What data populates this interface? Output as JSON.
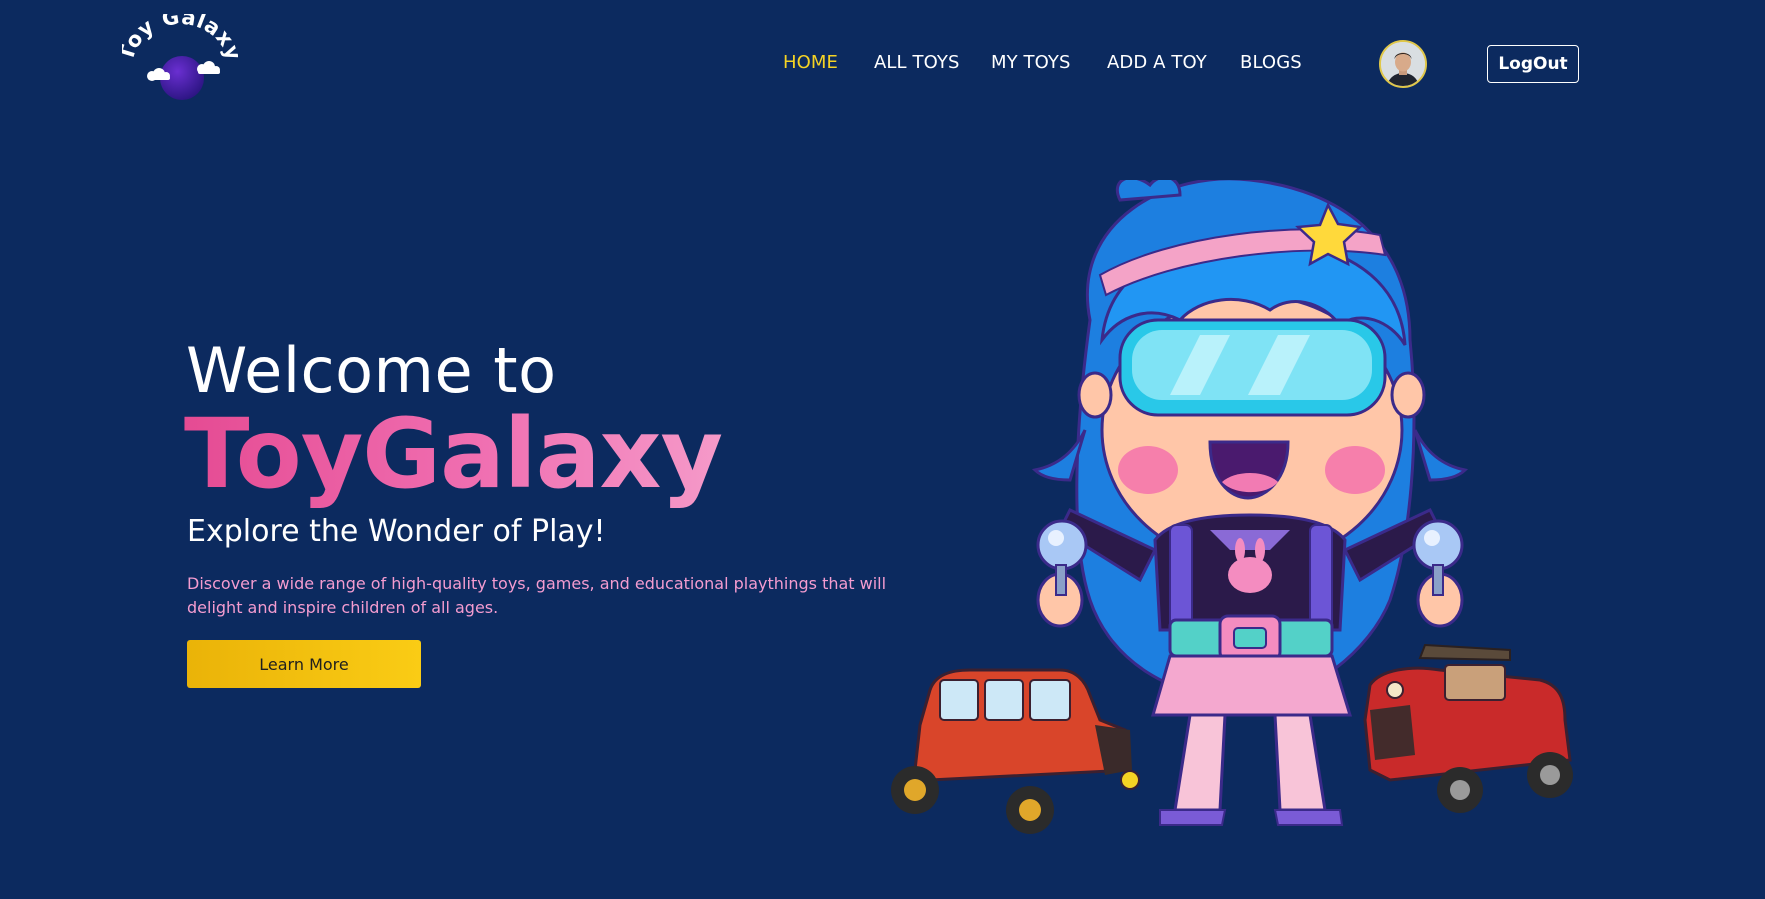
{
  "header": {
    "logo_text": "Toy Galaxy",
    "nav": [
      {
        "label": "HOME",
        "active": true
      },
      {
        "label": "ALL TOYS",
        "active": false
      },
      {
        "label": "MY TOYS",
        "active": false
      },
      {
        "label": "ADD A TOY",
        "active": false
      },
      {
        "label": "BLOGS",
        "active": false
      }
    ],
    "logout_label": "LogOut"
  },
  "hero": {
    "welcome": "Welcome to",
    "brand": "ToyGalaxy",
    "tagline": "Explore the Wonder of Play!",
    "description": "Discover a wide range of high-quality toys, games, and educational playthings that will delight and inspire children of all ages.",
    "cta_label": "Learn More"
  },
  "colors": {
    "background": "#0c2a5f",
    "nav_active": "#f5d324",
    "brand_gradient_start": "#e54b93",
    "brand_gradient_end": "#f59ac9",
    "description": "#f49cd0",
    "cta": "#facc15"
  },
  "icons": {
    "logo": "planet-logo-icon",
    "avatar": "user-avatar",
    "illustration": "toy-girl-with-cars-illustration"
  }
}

○ ○ ○

• [STATED EXERCISE]: Leave out the pictures and restate everything else word for word.

• [TASK SOLUTION]:
What data populates this interface? Output as JSON.
{
  "header": {
    "logo_text": "Toy Galaxy",
    "nav": [
      {
        "label": "HOME",
        "active": true
      },
      {
        "label": "ALL TOYS",
        "active": false
      },
      {
        "label": "MY TOYS",
        "active": false
      },
      {
        "label": "ADD A TOY",
        "active": false
      },
      {
        "label": "BLOGS",
        "active": false
      }
    ],
    "logout_label": "LogOut"
  },
  "hero": {
    "welcome": "Welcome to",
    "brand": "ToyGalaxy",
    "tagline": "Explore the Wonder of Play!",
    "description": "Discover a wide range of high-quality toys, games, and educational playthings that will delight and inspire children of all ages.",
    "cta_label": "Learn More"
  },
  "colors": {
    "background": "#0c2a5f",
    "nav_active": "#f5d324",
    "brand_gradient_start": "#e54b93",
    "brand_gradient_end": "#f59ac9",
    "description": "#f49cd0",
    "cta": "#facc15"
  },
  "icons": {
    "logo": "planet-logo-icon",
    "avatar": "user-avatar",
    "illustration": "toy-girl-with-cars-illustration"
  }
}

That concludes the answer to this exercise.